### [WORK TO COMPLETE]
Extract every line from the records below that contains the word "image".

### [RECORDS FOR THIS TASK]
################
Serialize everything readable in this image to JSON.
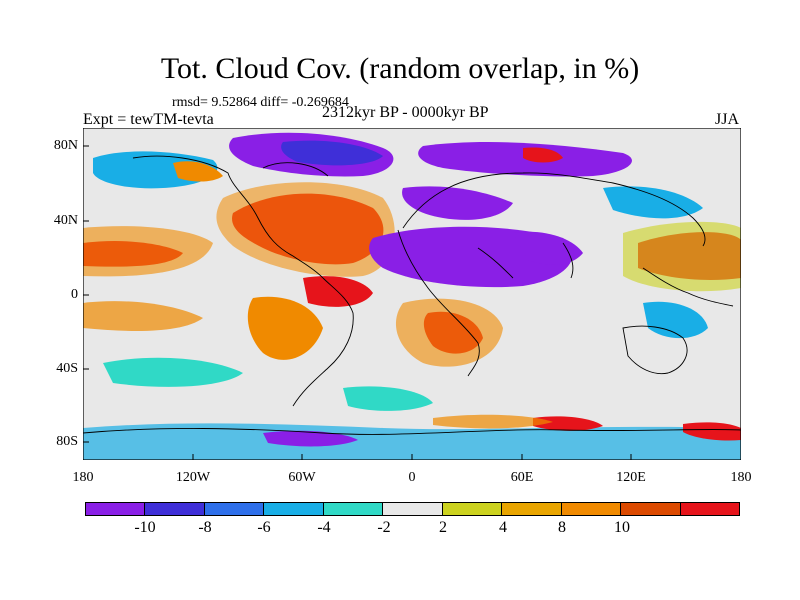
################
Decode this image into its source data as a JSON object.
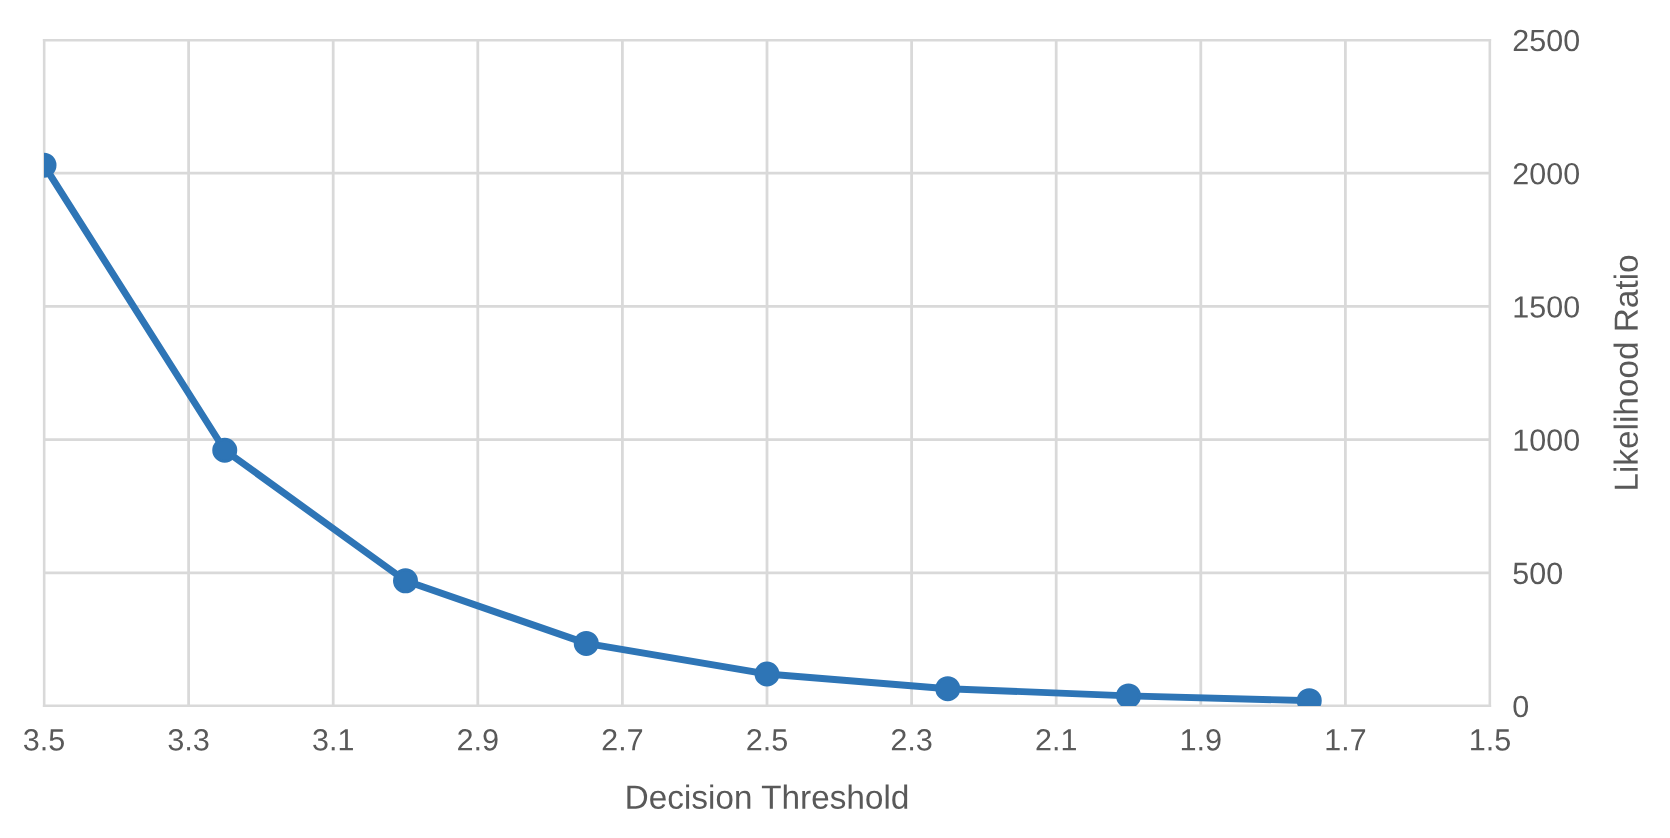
################
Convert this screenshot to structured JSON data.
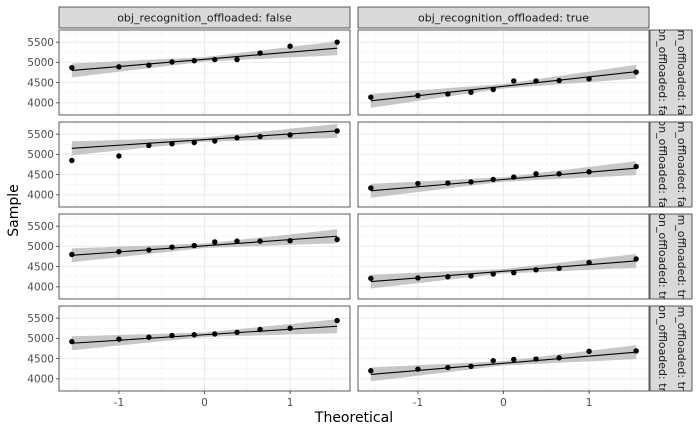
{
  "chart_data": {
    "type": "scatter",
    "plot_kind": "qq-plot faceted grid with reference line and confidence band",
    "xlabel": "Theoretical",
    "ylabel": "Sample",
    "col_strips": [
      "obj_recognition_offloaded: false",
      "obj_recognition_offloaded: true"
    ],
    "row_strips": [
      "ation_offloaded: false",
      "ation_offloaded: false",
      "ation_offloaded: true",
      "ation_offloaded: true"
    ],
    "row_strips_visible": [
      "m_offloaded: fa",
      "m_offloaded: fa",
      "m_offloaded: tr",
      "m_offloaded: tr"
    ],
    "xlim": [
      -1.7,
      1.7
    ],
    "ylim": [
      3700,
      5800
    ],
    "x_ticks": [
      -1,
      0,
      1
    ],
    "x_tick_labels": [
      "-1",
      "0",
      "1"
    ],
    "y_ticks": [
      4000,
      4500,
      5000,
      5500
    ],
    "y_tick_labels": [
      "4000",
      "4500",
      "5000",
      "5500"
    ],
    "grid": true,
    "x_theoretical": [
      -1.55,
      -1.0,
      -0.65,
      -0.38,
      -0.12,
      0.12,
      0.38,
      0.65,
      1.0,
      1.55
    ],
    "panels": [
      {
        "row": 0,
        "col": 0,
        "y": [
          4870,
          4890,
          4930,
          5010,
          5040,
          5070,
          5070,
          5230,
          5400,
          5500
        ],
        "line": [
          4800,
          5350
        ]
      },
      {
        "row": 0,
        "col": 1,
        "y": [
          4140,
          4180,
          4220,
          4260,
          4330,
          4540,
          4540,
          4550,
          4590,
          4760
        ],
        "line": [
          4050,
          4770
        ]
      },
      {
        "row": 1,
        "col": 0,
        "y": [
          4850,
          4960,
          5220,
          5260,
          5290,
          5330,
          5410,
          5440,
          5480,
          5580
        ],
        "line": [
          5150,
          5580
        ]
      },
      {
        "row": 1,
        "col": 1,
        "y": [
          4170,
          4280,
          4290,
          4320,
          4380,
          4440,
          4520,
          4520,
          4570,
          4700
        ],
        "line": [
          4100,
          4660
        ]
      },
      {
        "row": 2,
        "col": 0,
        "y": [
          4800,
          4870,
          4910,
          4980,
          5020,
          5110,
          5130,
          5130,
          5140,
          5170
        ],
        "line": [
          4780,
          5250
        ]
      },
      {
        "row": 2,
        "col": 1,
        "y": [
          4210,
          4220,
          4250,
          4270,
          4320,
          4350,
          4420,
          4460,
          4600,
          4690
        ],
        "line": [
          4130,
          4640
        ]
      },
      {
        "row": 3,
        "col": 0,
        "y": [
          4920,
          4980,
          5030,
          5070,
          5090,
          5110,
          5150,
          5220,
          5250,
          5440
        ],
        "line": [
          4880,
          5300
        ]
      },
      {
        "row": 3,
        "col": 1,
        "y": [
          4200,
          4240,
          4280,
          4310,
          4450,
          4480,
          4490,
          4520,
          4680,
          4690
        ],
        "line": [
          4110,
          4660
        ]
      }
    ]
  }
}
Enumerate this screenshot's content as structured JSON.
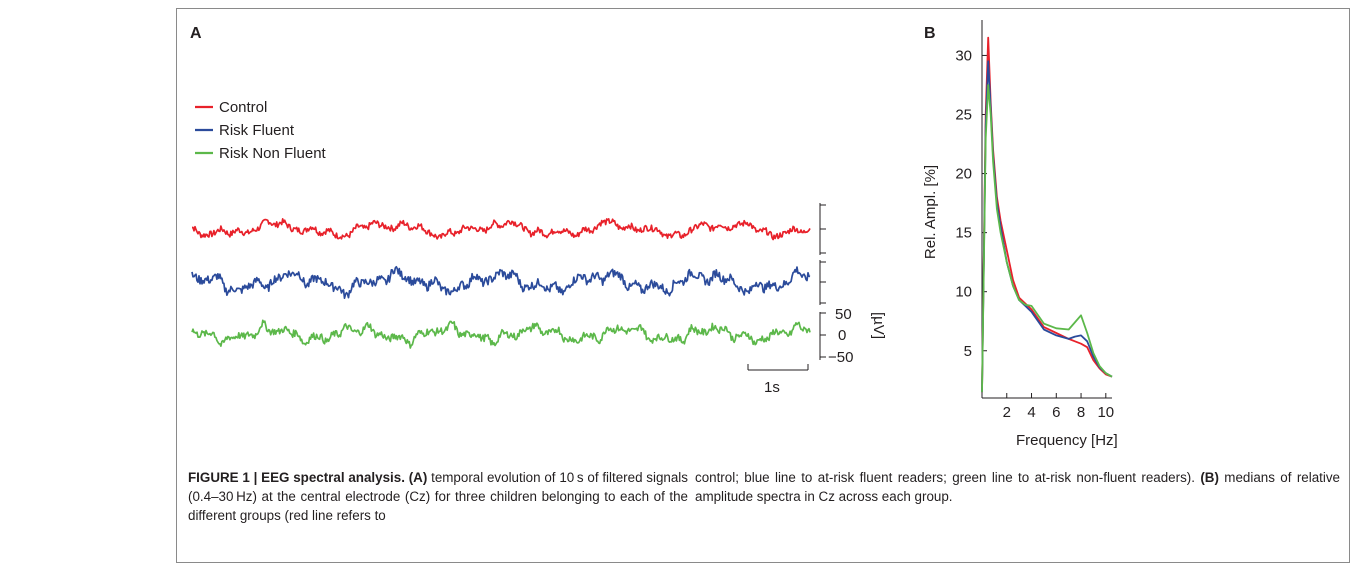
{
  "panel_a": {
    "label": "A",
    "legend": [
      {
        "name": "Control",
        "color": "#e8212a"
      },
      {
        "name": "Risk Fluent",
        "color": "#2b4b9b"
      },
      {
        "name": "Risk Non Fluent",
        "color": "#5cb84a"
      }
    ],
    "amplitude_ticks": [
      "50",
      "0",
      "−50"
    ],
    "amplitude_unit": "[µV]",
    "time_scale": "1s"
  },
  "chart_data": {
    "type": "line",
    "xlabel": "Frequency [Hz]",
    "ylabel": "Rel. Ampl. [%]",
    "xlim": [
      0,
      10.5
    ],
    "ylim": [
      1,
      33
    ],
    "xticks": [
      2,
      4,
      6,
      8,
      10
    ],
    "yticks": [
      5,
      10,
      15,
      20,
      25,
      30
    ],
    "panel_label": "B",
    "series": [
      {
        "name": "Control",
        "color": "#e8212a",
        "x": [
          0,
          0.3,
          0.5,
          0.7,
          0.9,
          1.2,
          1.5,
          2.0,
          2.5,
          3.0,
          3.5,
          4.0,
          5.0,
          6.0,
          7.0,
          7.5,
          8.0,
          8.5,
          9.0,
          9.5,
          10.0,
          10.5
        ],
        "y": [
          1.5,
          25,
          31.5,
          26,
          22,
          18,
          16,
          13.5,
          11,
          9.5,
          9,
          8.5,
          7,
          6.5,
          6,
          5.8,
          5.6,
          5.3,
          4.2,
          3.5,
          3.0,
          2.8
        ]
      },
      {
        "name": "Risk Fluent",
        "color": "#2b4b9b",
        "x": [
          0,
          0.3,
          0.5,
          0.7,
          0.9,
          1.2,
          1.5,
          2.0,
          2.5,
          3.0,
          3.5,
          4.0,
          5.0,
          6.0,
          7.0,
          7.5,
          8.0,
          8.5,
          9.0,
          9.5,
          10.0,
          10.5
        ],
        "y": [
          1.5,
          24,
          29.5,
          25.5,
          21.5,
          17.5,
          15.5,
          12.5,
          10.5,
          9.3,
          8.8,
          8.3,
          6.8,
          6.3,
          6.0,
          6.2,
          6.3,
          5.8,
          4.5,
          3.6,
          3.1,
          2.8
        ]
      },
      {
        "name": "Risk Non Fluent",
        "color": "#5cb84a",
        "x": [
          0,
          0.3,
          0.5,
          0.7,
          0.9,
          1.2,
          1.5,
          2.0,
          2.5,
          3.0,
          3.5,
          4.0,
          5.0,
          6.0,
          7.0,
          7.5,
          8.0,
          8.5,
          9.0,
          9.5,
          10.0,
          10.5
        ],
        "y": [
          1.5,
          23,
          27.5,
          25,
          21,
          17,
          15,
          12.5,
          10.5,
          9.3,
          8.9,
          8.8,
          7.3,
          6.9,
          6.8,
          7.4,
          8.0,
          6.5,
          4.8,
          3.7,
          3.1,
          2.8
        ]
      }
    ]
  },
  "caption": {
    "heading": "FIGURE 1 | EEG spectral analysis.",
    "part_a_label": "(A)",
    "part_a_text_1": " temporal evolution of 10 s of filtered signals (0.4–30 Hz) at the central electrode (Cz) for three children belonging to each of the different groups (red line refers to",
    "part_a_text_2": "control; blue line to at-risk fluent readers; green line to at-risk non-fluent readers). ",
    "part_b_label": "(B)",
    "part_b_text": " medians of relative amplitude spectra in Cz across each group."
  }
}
################
### [TASK ANSWER]
Serialize everything readable in this image to JSON.
Decode this image into its source data as a JSON object.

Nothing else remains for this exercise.